>> BEGIN Provided material

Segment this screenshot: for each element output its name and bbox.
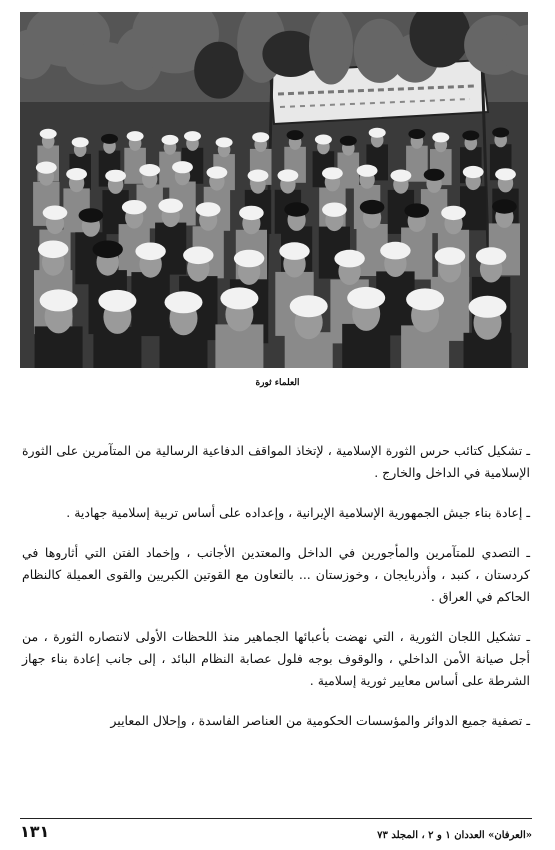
paragraph: ـ إعادة بناء جيش الجمهورية الإسلامية الإيرانية ، وإعداده على أساس تربية إسلامية جهادية . — [66, 505, 530, 520]
article-body — [22, 440, 530, 750]
crowd-photo-drawing — [20, 12, 528, 368]
paragraph: ـ تشكيل اللجان الثورية ، التي نهضت بأعبائها الجماهير منذ اللحظات الأولى لانتصاره الثورة ، من أجل صيانة الأمن الداخلي ، والوقوف بوجه فلول عصابة النظام البائد ، إلى جانب إعادة بناء جهاز الشرطة على أساس معايير ثورية إسلامية . — [22, 629, 530, 688]
paragraph: ـ تصفية جميع الدوائر والمؤسسات الحكومية من العناصر الفاسدة ، وإحلال المعايير — [110, 713, 530, 728]
photo-caption: العلماء ثورة — [255, 378, 300, 388]
paragraph: ـ تشكيل كتائب حرس الثورة الإسلامية ، لإتخاذ المواقف الدفاعية الرسالية من المتآمرين على الثورة الإسلامية في الداخل والخارج . — [22, 443, 530, 480]
crowd-photo — [20, 12, 528, 368]
journal-reference: «العرفان» العددان ١ و ٢ ، المجلد ٧٣ — [377, 830, 532, 841]
page-number: ١٣١ — [20, 822, 50, 841]
paragraph: ـ التصدي للمتآمرين والمأجورين في الداخل والمعتدين الأجانب ، وإخماد الفتن التي أثاروها في كردستان ، كنبد ، وأذربايجان ، وخوزستان ... بالتعاون مع القوتين الكبريين والقوى العميلة كالنظام الحاكم في العراق . — [22, 545, 530, 604]
page-footer — [20, 818, 532, 841]
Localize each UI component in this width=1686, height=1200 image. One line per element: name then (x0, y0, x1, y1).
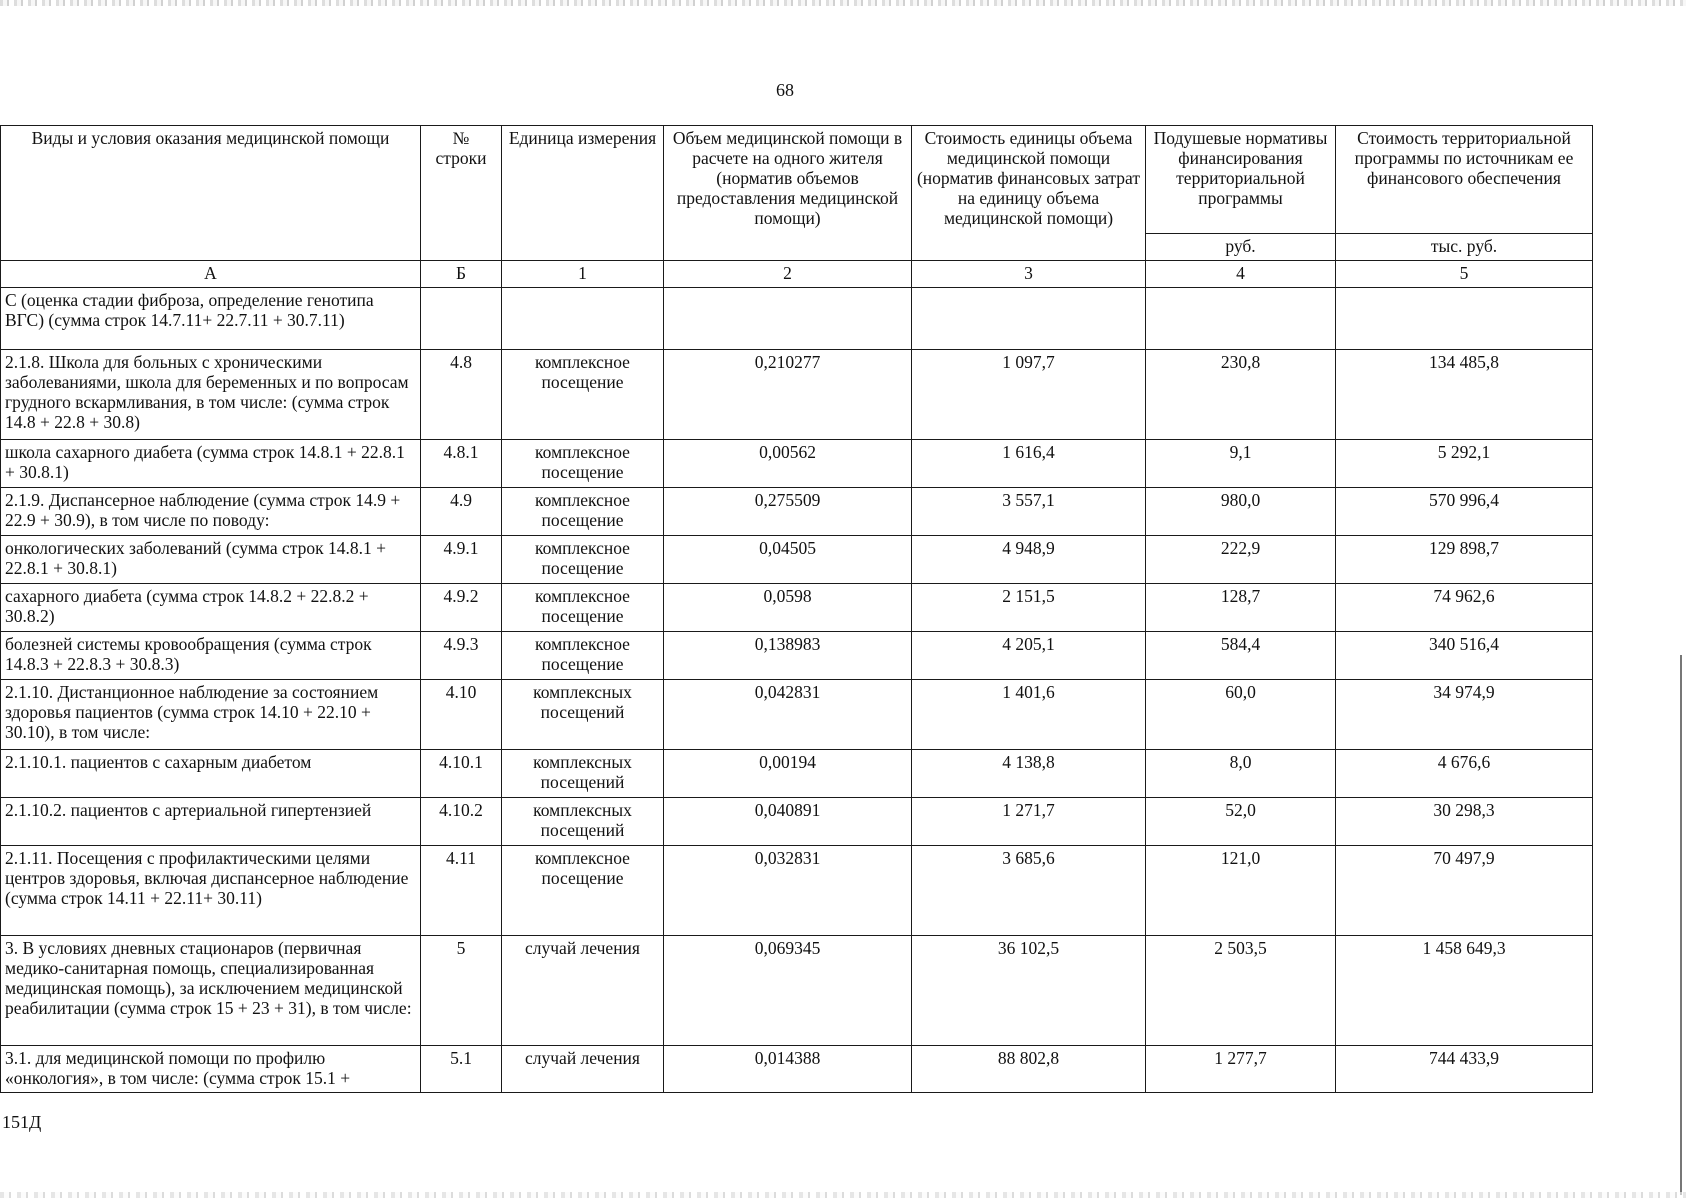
row-volume: 0,210277 (664, 350, 912, 440)
row-total: 570 996,4 (1336, 488, 1593, 536)
row-number: 4.9.3 (421, 632, 502, 680)
row-volume: 0,04505 (664, 536, 912, 584)
row-total: 134 485,8 (1336, 350, 1593, 440)
row-volume: 0,138983 (664, 632, 912, 680)
header-volume: Объем медицинской помощи в расчете на одного жителя (норматив объемов предоставления медицинской помощи) (664, 126, 912, 261)
row-unit: комплексное посещение (502, 440, 664, 488)
table-row (1, 680, 1593, 750)
index-cell: 3 (912, 261, 1146, 288)
index-cell: 4 (1146, 261, 1336, 288)
row-per-capita: 230,8 (1146, 350, 1336, 440)
row-cost: 2 151,5 (912, 584, 1146, 632)
row-per-capita: 584,4 (1146, 632, 1336, 680)
row-cost: 1 401,6 (912, 680, 1146, 750)
index-cell: А (1, 261, 421, 288)
row-volume: 0,032831 (664, 846, 912, 936)
table-row (1, 936, 1593, 1046)
row-total (1336, 288, 1593, 350)
row-volume: 0,00194 (664, 750, 912, 798)
table-row (1, 798, 1593, 846)
row-cost: 36 102,5 (912, 936, 1146, 1046)
unit-rub: руб. (1146, 234, 1336, 261)
scan-edge-right (1680, 655, 1682, 1195)
row-name: сахарного диабета (сумма строк 14.8.2 + 22.8.2 + 30.8.2) (1, 584, 421, 632)
row-volume (664, 288, 912, 350)
row-per-capita: 8,0 (1146, 750, 1336, 798)
table-row (1, 632, 1593, 680)
index-cell: 1 (502, 261, 664, 288)
row-volume: 0,042831 (664, 680, 912, 750)
row-total: 74 962,6 (1336, 584, 1593, 632)
row-name: болезней системы кровообращения (сумма строк 14.8.3 + 22.8.3 + 30.8.3) (1, 632, 421, 680)
table-row (1, 1046, 1593, 1093)
row-number: 4.10.1 (421, 750, 502, 798)
row-unit: комплексное посещение (502, 584, 664, 632)
row-per-capita: 1 277,7 (1146, 1046, 1336, 1093)
row-per-capita: 128,7 (1146, 584, 1336, 632)
row-volume: 0,275509 (664, 488, 912, 536)
row-total: 129 898,7 (1336, 536, 1593, 584)
table-row (1, 750, 1593, 798)
table-row (1, 488, 1593, 536)
medical-care-table (0, 125, 1593, 1093)
row-volume: 0,00562 (664, 440, 912, 488)
row-unit: случай лечения (502, 1046, 664, 1093)
row-unit: комплексное посещение (502, 350, 664, 440)
row-cost: 4 205,1 (912, 632, 1146, 680)
row-number: 5.1 (421, 1046, 502, 1093)
header-care-type: Виды и условия оказания медицинской помощи (1, 126, 421, 261)
row-per-capita (1146, 288, 1336, 350)
row-name: 2.1.11. Посещения с профилактическими целями центров здоровья, включая диспансерное наблюдение (сумма строк 14.11 + 22.11+ 30.11) (1, 846, 421, 936)
row-volume: 0,0598 (664, 584, 912, 632)
row-name: школа сахарного диабета (сумма строк 14.8.1 + 22.8.1 + 30.8.1) (1, 440, 421, 488)
row-name: 2.1.9. Диспансерное наблюдение (сумма строк 14.9 + 22.9 + 30.9), в том числе по поводу: (1, 488, 421, 536)
row-volume: 0,069345 (664, 936, 912, 1046)
row-number: 4.10.2 (421, 798, 502, 846)
row-cost: 1 271,7 (912, 798, 1146, 846)
row-number: 4.10 (421, 680, 502, 750)
row-per-capita: 2 503,5 (1146, 936, 1336, 1046)
row-name: 2.1.10. Дистанционное наблюдение за состоянием здоровья пациентов (сумма строк 14.10 + 22.10 + 30.10), в том числе: (1, 680, 421, 750)
row-name: 2.1.10.2. пациентов с артериальной гипертензией (1, 798, 421, 846)
header-unit: Единица измерения (502, 126, 664, 261)
row-unit: комплексное посещение (502, 632, 664, 680)
row-unit: комплексное посещение (502, 536, 664, 584)
row-per-capita: 9,1 (1146, 440, 1336, 488)
row-cost: 3 557,1 (912, 488, 1146, 536)
row-total: 70 497,9 (1336, 846, 1593, 936)
row-number (421, 288, 502, 350)
page-number: 68 (776, 80, 794, 100)
row-unit: комплексных посещений (502, 680, 664, 750)
row-total: 34 974,9 (1336, 680, 1593, 750)
row-per-capita: 222,9 (1146, 536, 1336, 584)
row-total: 30 298,3 (1336, 798, 1593, 846)
row-volume: 0,040891 (664, 798, 912, 846)
row-number: 5 (421, 936, 502, 1046)
row-total: 5 292,1 (1336, 440, 1593, 488)
row-name: 3.1. для медицинской помощи по профилю «онкология», в том числе: (сумма строк 15.1 + (1, 1046, 421, 1093)
index-cell: 2 (664, 261, 912, 288)
row-per-capita: 980,0 (1146, 488, 1336, 536)
row-cost: 88 802,8 (912, 1046, 1146, 1093)
table-row (1, 288, 1593, 350)
row-per-capita: 60,0 (1146, 680, 1336, 750)
row-number: 4.9 (421, 488, 502, 536)
row-total: 744 433,9 (1336, 1046, 1593, 1093)
table-row (1, 846, 1593, 936)
row-total: 4 676,6 (1336, 750, 1593, 798)
row-cost: 4 948,9 (912, 536, 1146, 584)
row-number: 4.9.2 (421, 584, 502, 632)
row-number: 4.11 (421, 846, 502, 936)
scan-edge-top (0, 0, 1686, 6)
header-row-number: № строки (421, 126, 502, 261)
row-number: 4.8.1 (421, 440, 502, 488)
header-program-cost: Стоимость территориальной программы по источникам ее финансового обеспечения (1336, 126, 1593, 234)
row-name: 2.1.10.1. пациентов с сахарным диабетом (1, 750, 421, 798)
row-unit: случай лечения (502, 936, 664, 1046)
header-unit-cost: Стоимость единицы объема медицинской помощи (норматив финансовых затрат на единицу объема медицинской помощи) (912, 126, 1146, 261)
scan-edge-bottom (0, 1192, 1686, 1198)
row-cost (912, 288, 1146, 350)
row-volume: 0,014388 (664, 1046, 912, 1093)
row-per-capita: 52,0 (1146, 798, 1336, 846)
row-unit: комплексное посещение (502, 488, 664, 536)
table-row (1, 536, 1593, 584)
table-row (1, 350, 1593, 440)
index-cell: 5 (1336, 261, 1593, 288)
row-unit: комплексных посещений (502, 798, 664, 846)
row-number: 4.9.1 (421, 536, 502, 584)
row-name: онкологических заболеваний (сумма строк 14.8.1 + 22.8.1 + 30.8.1) (1, 536, 421, 584)
row-number: 4.8 (421, 350, 502, 440)
row-cost: 4 138,8 (912, 750, 1146, 798)
index-cell: Б (421, 261, 502, 288)
row-name: 2.1.8. Школа для больных с хроническими заболеваниями, школа для беременных и по вопросам грудного вскармливания, в том числе: (сумма строк 14.8 + 22.8 + 30.8) (1, 350, 421, 440)
document-code: 151Д (2, 1112, 42, 1132)
row-name: 3. В условиях дневных стационаров (первичная медико-санитарная помощь, специализированная медицинская помощь), за исключением медицинской реабилитации (сумма строк 15 + 23 + 31), в том числе: (1, 936, 421, 1046)
row-unit: комплексное посещение (502, 846, 664, 936)
header-per-capita: Подушевые нормативы финансирования территориальной программы (1146, 126, 1336, 234)
unit-thousand-rub: тыс. руб. (1336, 234, 1593, 261)
row-total: 1 458 649,3 (1336, 936, 1593, 1046)
row-cost: 3 685,6 (912, 846, 1146, 936)
table-row (1, 440, 1593, 488)
row-cost: 1 097,7 (912, 350, 1146, 440)
table-row (1, 584, 1593, 632)
row-unit (502, 288, 664, 350)
row-total: 340 516,4 (1336, 632, 1593, 680)
row-name: С (оценка стадии фиброза, определение генотипа ВГС) (сумма строк 14.7.11+ 22.7.11 + 30.7.11) (1, 288, 421, 350)
row-unit: комплексных посещений (502, 750, 664, 798)
row-cost: 1 616,4 (912, 440, 1146, 488)
row-per-capita: 121,0 (1146, 846, 1336, 936)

>> END Provided material

* Challenge *
Copy the stretch of entries from the line that contains "row-volume: 0,210277 (664, 350, 912, 440)" through the line that contains "row-unit: комплексное посещение (502, 584, 664, 632)", with both of those lines included, and reproduce every line without any change.

* Solution to the exercise *
row-volume: 0,210277 (664, 350, 912, 440)
row-total: 570 996,4 (1336, 488, 1593, 536)
row-number: 4.9.3 (421, 632, 502, 680)
row-volume: 0,04505 (664, 536, 912, 584)
row-total: 134 485,8 (1336, 350, 1593, 440)
row-volume: 0,138983 (664, 632, 912, 680)
header-volume: Объем медицинской помощи в расчете на одного жителя (норматив объемов предоставления медицинской помощи) (664, 126, 912, 261)
row-unit: комплексное посещение (502, 440, 664, 488)
table-row (1, 680, 1593, 750)
index-cell: 3 (912, 261, 1146, 288)
index-cell: 4 (1146, 261, 1336, 288)
row-per-capita: 230,8 (1146, 350, 1336, 440)
row-cost: 2 151,5 (912, 584, 1146, 632)
row-per-capita: 584,4 (1146, 632, 1336, 680)
row-cost: 1 401,6 (912, 680, 1146, 750)
index-cell: А (1, 261, 421, 288)
row-volume: 0,032831 (664, 846, 912, 936)
table-row (1, 936, 1593, 1046)
row-total (1336, 288, 1593, 350)
row-volume: 0,00194 (664, 750, 912, 798)
table-row (1, 798, 1593, 846)
row-cost: 36 102,5 (912, 936, 1146, 1046)
unit-rub: руб. (1146, 234, 1336, 261)
scan-edge-right (1680, 655, 1682, 1195)
row-name: сахарного диабета (сумма строк 14.8.2 + 22.8.2 + 30.8.2) (1, 584, 421, 632)
row-volume (664, 288, 912, 350)
row-per-capita: 8,0 (1146, 750, 1336, 798)
table-row (1, 632, 1593, 680)
index-cell: 1 (502, 261, 664, 288)
row-volume: 0,042831 (664, 680, 912, 750)
row-total: 74 962,6 (1336, 584, 1593, 632)
row-name: болезней системы кровообращения (сумма строк 14.8.3 + 22.8.3 + 30.8.3) (1, 632, 421, 680)
table-row (1, 1046, 1593, 1093)
row-number: 4.10.1 (421, 750, 502, 798)
row-unit: комплексное посещение (502, 584, 664, 632)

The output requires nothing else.